**Exercise:** Where a line holds the word "FREQUENZA", copy that line.

**Figure dataset records:**
────────────────────────────────────────

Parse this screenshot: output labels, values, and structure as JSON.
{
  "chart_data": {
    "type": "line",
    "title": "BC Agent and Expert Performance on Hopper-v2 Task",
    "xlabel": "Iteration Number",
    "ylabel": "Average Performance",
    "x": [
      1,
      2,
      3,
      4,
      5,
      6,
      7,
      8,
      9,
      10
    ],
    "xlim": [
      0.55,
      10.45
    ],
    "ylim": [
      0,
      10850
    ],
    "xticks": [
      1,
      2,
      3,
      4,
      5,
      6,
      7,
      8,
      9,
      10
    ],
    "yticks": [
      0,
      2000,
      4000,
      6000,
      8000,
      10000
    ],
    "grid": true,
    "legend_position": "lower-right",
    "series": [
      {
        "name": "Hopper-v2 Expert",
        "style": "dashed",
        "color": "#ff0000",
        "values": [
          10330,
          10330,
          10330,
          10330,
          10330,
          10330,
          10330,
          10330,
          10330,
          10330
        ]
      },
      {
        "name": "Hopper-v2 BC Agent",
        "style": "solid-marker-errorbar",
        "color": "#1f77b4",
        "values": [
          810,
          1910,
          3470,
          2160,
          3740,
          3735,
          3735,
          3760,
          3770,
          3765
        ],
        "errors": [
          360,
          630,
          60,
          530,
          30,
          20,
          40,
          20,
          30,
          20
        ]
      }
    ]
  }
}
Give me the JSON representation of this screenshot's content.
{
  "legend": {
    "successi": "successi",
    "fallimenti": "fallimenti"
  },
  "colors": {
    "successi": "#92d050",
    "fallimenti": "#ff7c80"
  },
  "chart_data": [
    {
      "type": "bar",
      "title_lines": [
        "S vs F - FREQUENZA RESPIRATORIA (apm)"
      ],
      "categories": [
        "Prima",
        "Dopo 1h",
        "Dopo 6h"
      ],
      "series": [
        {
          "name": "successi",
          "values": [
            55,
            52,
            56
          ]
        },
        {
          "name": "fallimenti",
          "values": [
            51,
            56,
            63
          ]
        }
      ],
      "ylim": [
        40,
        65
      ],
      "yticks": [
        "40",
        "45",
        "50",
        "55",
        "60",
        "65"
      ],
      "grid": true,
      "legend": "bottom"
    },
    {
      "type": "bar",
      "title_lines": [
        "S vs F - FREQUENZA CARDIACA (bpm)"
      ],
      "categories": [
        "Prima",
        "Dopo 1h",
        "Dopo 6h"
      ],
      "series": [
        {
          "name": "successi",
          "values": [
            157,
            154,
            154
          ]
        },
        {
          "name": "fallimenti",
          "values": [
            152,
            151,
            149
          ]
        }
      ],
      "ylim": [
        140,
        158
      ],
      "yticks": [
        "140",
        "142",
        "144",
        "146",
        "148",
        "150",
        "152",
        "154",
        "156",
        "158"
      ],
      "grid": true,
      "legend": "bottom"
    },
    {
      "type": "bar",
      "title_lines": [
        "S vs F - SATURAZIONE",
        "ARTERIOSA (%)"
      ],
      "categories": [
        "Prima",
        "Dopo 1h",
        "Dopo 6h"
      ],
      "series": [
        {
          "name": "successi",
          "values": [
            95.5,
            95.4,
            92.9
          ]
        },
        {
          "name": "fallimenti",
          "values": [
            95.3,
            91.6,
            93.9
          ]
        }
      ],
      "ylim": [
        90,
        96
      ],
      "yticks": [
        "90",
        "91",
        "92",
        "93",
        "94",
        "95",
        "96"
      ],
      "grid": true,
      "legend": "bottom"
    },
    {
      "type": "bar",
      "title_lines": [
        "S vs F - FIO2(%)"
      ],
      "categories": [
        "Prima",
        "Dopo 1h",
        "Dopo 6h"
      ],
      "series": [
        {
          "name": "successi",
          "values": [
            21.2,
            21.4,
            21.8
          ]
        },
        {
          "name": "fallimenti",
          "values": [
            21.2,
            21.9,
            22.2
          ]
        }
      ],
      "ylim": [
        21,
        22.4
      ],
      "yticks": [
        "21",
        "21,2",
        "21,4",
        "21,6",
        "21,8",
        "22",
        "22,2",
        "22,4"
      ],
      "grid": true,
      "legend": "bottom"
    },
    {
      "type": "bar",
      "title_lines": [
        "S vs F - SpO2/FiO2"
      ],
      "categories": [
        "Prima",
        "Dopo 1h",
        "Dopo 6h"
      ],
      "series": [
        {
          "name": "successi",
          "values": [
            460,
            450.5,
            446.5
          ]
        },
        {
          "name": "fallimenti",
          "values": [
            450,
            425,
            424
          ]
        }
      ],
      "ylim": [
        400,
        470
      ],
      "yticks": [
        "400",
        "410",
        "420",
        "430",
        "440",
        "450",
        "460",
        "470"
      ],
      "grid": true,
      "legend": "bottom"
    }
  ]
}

────────────────────────────────────────

**Finished task:**
        "S vs F - FREQUENZA RESPIRATORIA (apm)"
        "S vs F - FREQUENZA CARDIACA (bpm)"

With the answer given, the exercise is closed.